··· Input for this task

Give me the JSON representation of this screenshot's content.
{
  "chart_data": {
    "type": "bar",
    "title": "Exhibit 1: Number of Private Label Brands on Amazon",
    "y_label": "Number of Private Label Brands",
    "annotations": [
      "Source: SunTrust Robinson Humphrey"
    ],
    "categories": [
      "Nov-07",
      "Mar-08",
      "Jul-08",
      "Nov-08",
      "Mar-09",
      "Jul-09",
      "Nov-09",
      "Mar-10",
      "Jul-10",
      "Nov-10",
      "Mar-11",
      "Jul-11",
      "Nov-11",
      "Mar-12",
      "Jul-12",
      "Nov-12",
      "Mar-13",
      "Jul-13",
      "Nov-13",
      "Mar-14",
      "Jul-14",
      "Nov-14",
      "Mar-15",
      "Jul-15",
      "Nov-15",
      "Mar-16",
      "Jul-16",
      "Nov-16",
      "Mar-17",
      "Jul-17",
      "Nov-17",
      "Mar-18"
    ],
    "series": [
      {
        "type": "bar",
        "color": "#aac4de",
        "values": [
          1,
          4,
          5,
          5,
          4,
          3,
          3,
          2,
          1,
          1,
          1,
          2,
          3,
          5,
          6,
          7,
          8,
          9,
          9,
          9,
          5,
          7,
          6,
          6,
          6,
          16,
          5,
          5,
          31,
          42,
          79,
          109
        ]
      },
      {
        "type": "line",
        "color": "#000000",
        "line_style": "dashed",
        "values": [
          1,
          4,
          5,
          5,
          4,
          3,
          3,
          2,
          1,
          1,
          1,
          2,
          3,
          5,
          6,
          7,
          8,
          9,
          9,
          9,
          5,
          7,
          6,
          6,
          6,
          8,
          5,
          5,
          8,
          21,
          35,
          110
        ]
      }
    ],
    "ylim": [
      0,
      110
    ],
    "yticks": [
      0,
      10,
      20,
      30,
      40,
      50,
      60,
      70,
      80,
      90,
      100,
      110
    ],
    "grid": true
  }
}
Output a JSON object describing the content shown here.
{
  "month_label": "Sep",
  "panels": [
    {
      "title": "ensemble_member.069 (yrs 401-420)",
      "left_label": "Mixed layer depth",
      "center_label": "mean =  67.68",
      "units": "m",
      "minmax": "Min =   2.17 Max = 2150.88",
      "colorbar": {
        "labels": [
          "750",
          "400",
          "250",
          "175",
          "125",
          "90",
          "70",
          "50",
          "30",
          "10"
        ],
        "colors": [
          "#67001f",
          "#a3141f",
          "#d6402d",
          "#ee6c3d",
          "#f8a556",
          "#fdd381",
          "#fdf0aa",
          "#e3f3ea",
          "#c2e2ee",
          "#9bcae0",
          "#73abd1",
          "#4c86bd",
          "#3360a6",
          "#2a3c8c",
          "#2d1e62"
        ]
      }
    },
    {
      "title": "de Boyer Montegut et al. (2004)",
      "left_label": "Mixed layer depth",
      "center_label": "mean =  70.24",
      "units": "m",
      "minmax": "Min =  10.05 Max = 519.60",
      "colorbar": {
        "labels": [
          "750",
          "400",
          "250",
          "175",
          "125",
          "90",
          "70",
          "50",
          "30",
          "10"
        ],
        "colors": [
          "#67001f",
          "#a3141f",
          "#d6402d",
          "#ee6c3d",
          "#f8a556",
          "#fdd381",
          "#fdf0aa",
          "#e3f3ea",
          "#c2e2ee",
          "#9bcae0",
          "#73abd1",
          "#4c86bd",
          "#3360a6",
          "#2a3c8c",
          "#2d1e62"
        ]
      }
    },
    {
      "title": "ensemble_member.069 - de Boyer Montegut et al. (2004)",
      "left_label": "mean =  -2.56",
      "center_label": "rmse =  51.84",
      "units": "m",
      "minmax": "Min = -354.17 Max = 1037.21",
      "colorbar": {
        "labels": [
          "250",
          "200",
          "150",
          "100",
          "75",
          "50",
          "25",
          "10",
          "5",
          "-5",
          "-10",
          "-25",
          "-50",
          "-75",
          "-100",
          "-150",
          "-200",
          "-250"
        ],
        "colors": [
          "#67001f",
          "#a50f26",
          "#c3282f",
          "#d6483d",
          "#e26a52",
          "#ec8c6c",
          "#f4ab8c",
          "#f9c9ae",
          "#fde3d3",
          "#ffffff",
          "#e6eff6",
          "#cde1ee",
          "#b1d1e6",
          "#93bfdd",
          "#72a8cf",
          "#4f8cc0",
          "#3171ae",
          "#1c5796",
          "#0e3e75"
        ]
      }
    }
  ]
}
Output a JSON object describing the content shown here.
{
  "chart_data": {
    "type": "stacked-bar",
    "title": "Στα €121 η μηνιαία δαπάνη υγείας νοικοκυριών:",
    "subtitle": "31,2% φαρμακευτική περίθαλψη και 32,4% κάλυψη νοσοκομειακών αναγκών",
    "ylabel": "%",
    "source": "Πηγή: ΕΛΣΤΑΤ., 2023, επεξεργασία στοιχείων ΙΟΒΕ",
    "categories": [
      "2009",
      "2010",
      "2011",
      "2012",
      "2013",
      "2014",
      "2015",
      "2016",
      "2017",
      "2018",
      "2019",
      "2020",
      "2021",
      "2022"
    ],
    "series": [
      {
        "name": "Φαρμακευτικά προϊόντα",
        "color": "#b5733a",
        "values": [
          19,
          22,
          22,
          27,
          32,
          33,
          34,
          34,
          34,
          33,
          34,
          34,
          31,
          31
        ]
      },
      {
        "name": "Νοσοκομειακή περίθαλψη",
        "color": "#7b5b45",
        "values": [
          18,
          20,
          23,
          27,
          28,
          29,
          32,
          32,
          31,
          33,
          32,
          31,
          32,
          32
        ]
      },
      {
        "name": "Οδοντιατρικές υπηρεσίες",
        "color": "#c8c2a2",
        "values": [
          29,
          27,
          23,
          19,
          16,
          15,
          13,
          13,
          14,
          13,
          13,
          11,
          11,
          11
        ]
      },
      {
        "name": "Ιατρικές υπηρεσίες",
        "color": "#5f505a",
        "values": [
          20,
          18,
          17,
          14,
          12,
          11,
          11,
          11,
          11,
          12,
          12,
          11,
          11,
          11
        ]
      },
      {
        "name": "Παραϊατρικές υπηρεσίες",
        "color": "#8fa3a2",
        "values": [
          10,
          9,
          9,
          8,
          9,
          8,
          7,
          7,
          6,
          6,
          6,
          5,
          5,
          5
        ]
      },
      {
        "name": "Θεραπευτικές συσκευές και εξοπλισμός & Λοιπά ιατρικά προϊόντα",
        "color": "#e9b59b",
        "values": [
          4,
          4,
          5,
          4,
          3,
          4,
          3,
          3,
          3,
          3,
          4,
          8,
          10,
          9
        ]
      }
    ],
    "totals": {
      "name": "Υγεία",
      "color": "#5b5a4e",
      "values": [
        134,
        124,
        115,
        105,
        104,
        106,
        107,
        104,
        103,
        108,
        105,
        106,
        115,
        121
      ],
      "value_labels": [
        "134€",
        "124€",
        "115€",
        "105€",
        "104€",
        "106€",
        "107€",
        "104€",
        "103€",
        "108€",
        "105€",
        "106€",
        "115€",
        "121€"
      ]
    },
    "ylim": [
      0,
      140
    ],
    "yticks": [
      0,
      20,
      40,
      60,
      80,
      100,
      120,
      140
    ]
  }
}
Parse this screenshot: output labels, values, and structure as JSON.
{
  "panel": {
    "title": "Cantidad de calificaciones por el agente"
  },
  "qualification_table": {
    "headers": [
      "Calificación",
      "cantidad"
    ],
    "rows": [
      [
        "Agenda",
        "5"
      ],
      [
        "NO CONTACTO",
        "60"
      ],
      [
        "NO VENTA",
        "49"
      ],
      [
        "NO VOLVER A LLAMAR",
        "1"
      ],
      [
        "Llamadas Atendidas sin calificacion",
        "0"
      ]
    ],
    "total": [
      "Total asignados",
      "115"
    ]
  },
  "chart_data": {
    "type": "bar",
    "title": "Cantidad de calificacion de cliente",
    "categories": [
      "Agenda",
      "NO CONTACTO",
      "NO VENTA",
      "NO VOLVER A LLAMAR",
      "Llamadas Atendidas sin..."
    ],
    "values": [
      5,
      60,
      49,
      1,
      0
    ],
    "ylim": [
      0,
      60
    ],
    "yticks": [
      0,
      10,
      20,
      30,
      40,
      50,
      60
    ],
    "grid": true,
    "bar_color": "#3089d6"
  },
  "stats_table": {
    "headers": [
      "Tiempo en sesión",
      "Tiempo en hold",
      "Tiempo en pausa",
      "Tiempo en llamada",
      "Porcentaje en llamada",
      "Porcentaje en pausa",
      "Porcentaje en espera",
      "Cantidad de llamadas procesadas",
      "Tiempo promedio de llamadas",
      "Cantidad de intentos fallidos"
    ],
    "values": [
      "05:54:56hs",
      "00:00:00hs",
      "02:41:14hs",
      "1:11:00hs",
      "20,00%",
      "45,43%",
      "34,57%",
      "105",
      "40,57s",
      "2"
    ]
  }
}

······

Directive:
Sift the material for lines with the string "προϊόντα". Copy each one found.

Task response:
        "name": "Φαρμακευτικά προϊόντα",
        "name": "Θεραπευτικές συσκευές και εξοπλισμός & Λοιπά ιατρικά προϊόντα",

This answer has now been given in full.